> _Records_:
********

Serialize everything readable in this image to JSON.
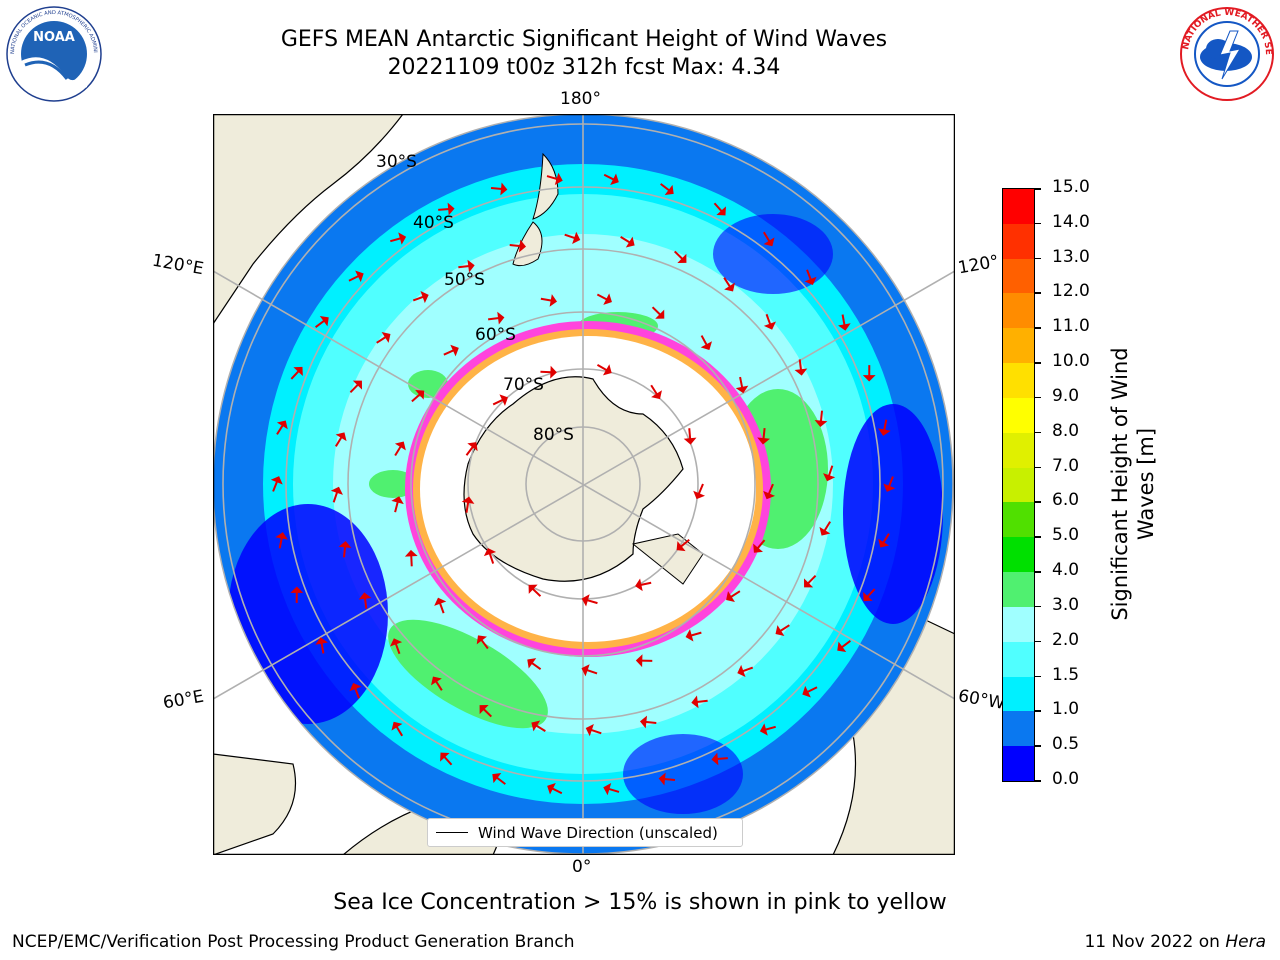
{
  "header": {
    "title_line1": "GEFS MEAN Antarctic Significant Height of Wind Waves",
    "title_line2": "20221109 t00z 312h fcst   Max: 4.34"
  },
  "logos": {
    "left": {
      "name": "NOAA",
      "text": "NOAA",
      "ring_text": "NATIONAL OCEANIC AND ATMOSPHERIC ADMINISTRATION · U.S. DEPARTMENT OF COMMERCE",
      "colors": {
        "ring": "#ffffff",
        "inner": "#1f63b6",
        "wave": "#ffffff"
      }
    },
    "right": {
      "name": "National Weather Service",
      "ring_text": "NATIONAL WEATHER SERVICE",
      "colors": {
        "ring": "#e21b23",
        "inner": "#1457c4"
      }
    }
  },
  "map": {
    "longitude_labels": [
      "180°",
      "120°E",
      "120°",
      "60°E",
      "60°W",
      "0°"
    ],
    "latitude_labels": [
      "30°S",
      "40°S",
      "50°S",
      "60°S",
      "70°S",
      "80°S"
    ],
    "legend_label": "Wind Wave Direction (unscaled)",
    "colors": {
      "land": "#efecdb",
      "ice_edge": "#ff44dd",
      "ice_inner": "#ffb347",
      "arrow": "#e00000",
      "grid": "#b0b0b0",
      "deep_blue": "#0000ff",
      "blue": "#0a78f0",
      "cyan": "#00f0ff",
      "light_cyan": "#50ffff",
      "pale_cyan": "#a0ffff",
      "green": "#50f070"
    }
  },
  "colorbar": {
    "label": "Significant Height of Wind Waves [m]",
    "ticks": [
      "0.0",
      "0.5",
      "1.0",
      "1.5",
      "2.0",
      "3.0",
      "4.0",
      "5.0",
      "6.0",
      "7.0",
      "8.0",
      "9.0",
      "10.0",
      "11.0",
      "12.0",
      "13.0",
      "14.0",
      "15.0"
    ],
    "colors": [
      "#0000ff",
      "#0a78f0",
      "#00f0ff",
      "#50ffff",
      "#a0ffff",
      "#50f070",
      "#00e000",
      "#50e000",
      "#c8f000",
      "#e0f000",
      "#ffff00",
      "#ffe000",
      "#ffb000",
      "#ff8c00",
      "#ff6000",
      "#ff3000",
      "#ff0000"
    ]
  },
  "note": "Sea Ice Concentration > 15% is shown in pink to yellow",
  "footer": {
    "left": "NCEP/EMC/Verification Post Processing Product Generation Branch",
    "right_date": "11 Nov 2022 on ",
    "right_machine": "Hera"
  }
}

********

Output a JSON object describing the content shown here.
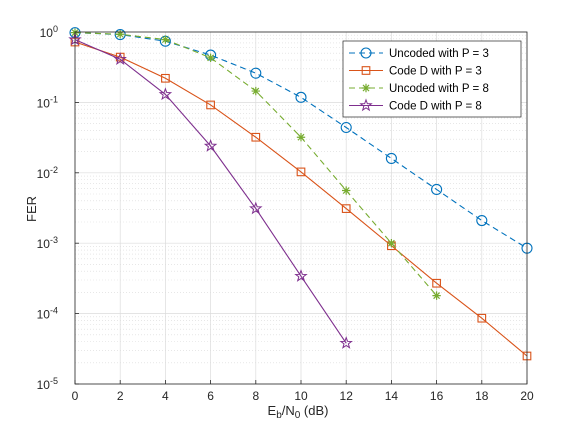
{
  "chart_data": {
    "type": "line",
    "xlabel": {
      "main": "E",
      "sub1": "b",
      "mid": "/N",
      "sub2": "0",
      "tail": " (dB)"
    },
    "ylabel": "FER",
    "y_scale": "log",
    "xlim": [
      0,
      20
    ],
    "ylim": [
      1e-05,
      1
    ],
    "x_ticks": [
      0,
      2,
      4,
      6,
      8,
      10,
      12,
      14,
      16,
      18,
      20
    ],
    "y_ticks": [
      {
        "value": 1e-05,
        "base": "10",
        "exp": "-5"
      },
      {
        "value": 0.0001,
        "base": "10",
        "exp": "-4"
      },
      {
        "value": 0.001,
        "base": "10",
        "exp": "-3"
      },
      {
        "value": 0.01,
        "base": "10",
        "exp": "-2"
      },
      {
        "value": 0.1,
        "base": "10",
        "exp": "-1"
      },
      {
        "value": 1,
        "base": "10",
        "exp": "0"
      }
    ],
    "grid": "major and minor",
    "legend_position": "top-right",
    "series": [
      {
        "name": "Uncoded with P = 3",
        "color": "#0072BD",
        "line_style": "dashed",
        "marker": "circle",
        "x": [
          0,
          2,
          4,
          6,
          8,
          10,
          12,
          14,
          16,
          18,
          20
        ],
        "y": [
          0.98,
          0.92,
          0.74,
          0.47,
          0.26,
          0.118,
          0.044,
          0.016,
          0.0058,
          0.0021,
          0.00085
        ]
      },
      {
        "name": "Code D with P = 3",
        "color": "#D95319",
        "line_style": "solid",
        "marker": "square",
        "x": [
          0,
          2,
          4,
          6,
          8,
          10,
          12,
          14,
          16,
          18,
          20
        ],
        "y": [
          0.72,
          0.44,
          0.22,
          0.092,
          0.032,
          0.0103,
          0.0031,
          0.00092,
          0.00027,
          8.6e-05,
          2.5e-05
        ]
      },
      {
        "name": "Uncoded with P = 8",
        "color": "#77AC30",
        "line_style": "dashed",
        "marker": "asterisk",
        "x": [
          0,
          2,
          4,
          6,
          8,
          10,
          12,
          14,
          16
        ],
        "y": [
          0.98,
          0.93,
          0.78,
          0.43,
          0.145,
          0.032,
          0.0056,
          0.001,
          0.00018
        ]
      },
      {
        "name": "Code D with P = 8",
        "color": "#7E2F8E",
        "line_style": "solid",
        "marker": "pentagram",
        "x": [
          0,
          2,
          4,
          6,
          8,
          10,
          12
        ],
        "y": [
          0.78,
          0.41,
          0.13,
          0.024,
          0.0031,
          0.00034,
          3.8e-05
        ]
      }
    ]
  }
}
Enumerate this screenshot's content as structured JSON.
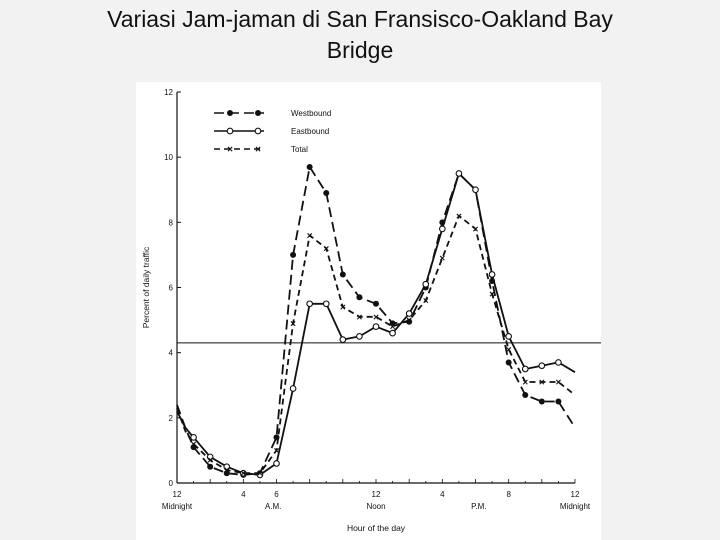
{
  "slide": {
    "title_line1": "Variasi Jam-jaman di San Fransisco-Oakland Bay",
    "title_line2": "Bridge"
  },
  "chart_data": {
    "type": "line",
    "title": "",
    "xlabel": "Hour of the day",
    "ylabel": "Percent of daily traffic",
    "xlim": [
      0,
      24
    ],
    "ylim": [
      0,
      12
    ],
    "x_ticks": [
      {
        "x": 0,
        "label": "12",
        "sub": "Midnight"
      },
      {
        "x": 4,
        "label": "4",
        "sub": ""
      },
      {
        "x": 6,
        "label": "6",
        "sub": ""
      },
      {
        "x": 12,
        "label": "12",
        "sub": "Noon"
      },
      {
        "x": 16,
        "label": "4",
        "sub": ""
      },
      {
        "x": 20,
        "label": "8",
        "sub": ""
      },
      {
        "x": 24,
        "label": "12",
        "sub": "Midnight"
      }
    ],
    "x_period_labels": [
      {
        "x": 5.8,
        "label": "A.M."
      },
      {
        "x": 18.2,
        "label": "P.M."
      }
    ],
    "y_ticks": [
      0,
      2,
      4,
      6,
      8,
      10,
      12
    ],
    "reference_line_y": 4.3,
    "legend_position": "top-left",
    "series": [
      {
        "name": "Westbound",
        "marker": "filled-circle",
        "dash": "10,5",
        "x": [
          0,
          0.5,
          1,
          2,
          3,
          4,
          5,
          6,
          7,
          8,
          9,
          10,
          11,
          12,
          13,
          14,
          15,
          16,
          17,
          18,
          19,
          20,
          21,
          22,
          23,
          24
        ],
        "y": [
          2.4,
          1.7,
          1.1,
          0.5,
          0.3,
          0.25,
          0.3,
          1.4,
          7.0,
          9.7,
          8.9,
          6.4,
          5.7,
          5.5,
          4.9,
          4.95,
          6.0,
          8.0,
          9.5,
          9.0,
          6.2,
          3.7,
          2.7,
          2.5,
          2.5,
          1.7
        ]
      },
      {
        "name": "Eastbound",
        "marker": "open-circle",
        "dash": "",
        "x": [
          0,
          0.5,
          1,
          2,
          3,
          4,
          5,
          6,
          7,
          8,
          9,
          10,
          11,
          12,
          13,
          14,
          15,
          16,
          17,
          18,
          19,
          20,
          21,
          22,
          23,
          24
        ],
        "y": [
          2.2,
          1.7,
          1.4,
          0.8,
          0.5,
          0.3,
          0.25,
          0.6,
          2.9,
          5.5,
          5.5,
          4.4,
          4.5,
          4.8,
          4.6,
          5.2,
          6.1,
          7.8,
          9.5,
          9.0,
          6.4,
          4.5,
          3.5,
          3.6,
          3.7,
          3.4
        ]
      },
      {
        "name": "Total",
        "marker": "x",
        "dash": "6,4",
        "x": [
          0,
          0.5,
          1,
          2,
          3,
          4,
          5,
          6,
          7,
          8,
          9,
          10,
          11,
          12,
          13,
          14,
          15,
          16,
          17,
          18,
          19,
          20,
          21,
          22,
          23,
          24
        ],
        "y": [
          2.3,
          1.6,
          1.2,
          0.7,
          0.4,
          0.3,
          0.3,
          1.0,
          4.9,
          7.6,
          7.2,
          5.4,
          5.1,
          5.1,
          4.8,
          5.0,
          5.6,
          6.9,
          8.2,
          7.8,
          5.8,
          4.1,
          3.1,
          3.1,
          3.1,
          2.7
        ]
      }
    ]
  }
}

********

> _Stated problem_:
Write only the number of lines in the records that include the word "Height".

> _Answer for the task_:
2